Written task: Restate the full listing word for word and leave the pictures out.

-- Input records start --

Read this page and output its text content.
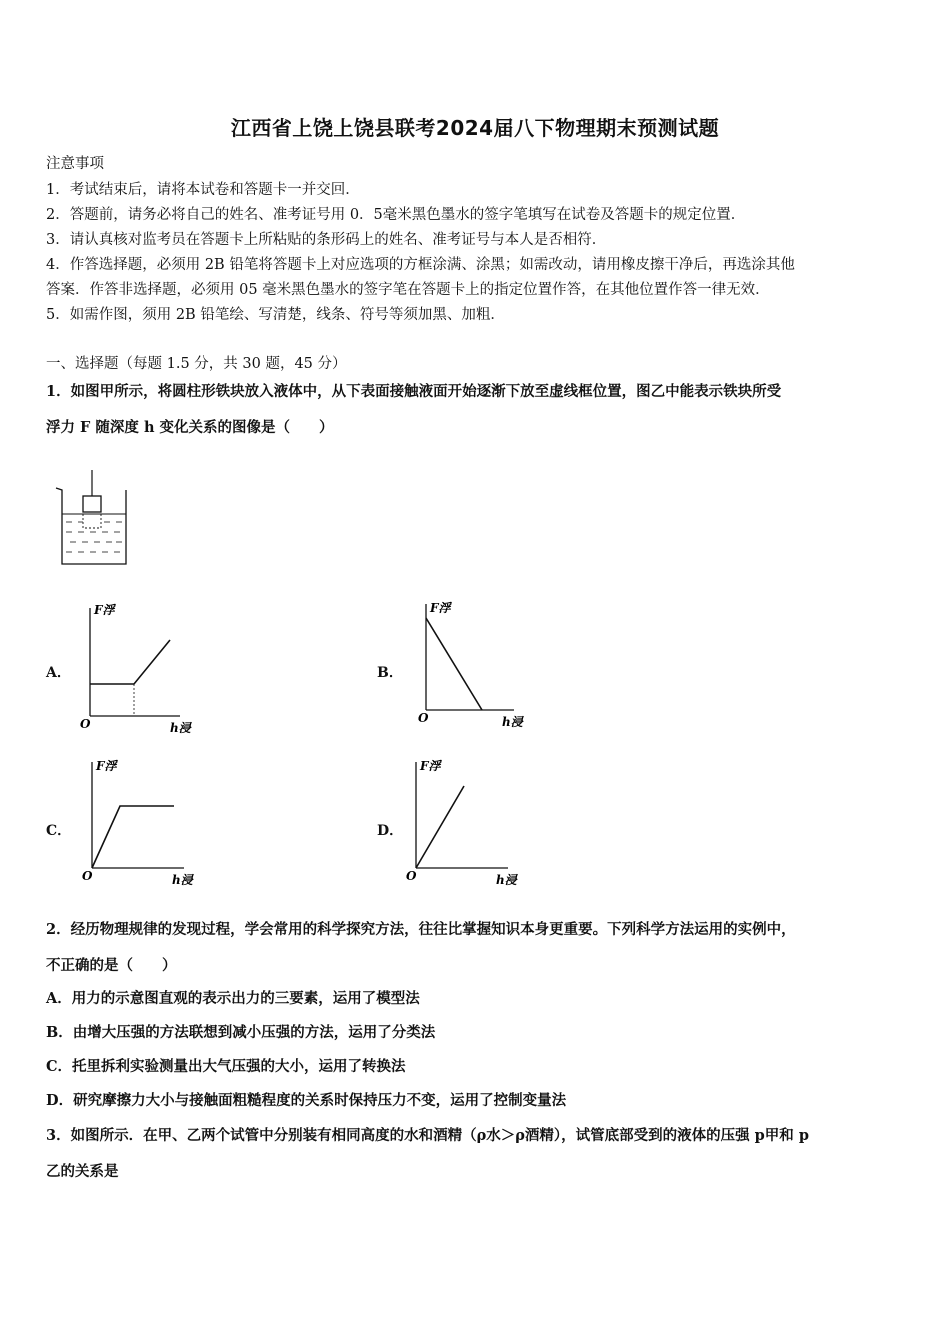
江西省上饶上饶县联考2024届八下物理期末预测试题
注意事项
1．考试结束后，请将本试卷和答题卡一并交回．
2．答题前，请务必将自己的姓名、准考证号用 0．5毫米黑色墨水的签字笔填写在试卷及答题卡的规定位置．
3．请认真核对监考员在答题卡上所粘贴的条形码上的姓名、准考证号与本人是否相符．
4．作答选择题，必须用 2B 铅笔将答题卡上对应选项的方框涂满、涂黑；如需改动，请用橡皮擦干净后，再选涂其他
答案．作答非选择题，必须用 05 毫米黑色墨水的签字笔在答题卡上的指定位置作答，在其他位置作答一律无效．
5．如需作图，须用 2B 铅笔绘、写清楚，线条、符号等须加黑、加粗．
一、选择题（每题 1.5 分，共 30 题，45 分）
1．如图甲所示，将圆柱形铁块放入液体中，从下表面接触液面开始逐渐下放至虚线框位置，图乙中能表示铁块所受
浮力 F 随深度 h 变化关系的图像是（　　）
A．
F浮
O	h浸
B．
F浮
O	h浸
C．
F浮
O	h浸
D．
F浮
O	h浸
2．经历物理规律的发现过程，学会常用的科学探究方法，往往比掌握知识本身更重要。下列科学方法运用的实例中，
不正确的是（　　）
A．用力的示意图直观的表示出力的三要素，运用了模型法
B．由增大压强的方法联想到减小压强的方法，运用了分类法
C．托里拆利实验测量出大气压强的大小，运用了转换法
D．研究摩擦力大小与接触面粗糙程度的关系时保持压力不变，运用了控制变量法
3．如图所示．在甲、乙两个试管中分别装有相同高度的水和酒精（ρ水＞ρ酒精），试管底部受到的液体的压强 p甲和 p
乙的关系是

-- Input records end --

Output below:
Read this page and output its text content.
江西省上饶上饶县联考2024届八下物理期末预测试题
注意事项
1．考试结束后，请将本试卷和答题卡一并交回．
2．答题前，请务必将自己的姓名、准考证号用 0．5毫米黑色墨水的签字笔填写在试卷及答题卡的规定位置．
3．请认真核对监考员在答题卡上所粘贴的条形码上的姓名、准考证号与本人是否相符．
4．作答选择题，必须用 2B 铅笔将答题卡上对应选项的方框涂满、涂黑；如需改动，请用橡皮擦干净后，再选涂其他
答案．作答非选择题，必须用 05 毫米黑色墨水的签字笔在答题卡上的指定位置作答，在其他位置作答一律无效．
5．如需作图，须用 2B 铅笔绘、写清楚，线条、符号等须加黑、加粗．
一、选择题（每题 1.5 分，共 30 题，45 分）
1．如图甲所示，将圆柱形铁块放入液体中，从下表面接触液面开始逐渐下放至虚线框位置，图乙中能表示铁块所受
浮力 F 随深度 h 变化关系的图像是（　　）
A．
F浮
O	h浸
B．
F浮
O	h浸
C．
F浮
O	h浸
D．
F浮
O	h浸
2．经历物理规律的发现过程，学会常用的科学探究方法，往往比掌握知识本身更重要。下列科学方法运用的实例中，
不正确的是（　　）
A．用力的示意图直观的表示出力的三要素，运用了模型法
B．由增大压强的方法联想到减小压强的方法，运用了分类法
C．托里拆利实验测量出大气压强的大小，运用了转换法
D．研究摩擦力大小与接触面粗糙程度的关系时保持压力不变，运用了控制变量法
3．如图所示．在甲、乙两个试管中分别装有相同高度的水和酒精（ρ水＞ρ酒精），试管底部受到的液体的压强 p甲和 p
乙的关系是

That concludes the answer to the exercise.